- [EXERCISE TASK] Retype the listing that follows, exactly as written.

- [SOURCE DATA]

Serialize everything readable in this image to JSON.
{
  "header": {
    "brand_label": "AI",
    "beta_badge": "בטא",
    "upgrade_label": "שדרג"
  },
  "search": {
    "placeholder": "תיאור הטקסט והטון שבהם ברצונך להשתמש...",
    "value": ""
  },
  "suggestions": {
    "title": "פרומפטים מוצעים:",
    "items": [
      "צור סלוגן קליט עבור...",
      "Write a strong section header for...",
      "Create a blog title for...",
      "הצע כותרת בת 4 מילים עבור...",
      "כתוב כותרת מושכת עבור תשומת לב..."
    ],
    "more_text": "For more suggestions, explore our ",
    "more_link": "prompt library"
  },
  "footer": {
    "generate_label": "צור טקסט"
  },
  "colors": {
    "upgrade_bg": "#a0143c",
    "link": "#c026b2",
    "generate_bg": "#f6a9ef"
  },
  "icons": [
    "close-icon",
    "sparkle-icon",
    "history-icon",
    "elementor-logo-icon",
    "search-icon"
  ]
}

- [RESPONSE TO THE EXERCISE]
Serialize everything readable in this image to JSON.
{
  "header": {
    "brand_label": "AI",
    "beta_badge": "בטא",
    "upgrade_label": "שדרג"
  },
  "search": {
    "placeholder": "תיאור הטקסט והטון שבהם ברצונך להשתמש...",
    "value": ""
  },
  "suggestions": {
    "title": "פרומפטים מוצעים:",
    "items": [
      "צור סלוגן קליט עבור...",
      "Write a strong section header for...",
      "Create a blog title for...",
      "הצע כותרת בת 4 מילים עבור...",
      "כתוב כותרת מושכת עבור תשומת לב..."
    ],
    "more_text": "For more suggestions, explore our ",
    "more_link": "prompt library"
  },
  "footer": {
    "generate_label": "צור טקסט"
  },
  "colors": {
    "upgrade_bg": "#a0143c",
    "link": "#c026b2",
    "generate_bg": "#f6a9ef"
  },
  "icons": [
    "close-icon",
    "sparkle-icon",
    "history-icon",
    "elementor-logo-icon",
    "search-icon"
  ]
}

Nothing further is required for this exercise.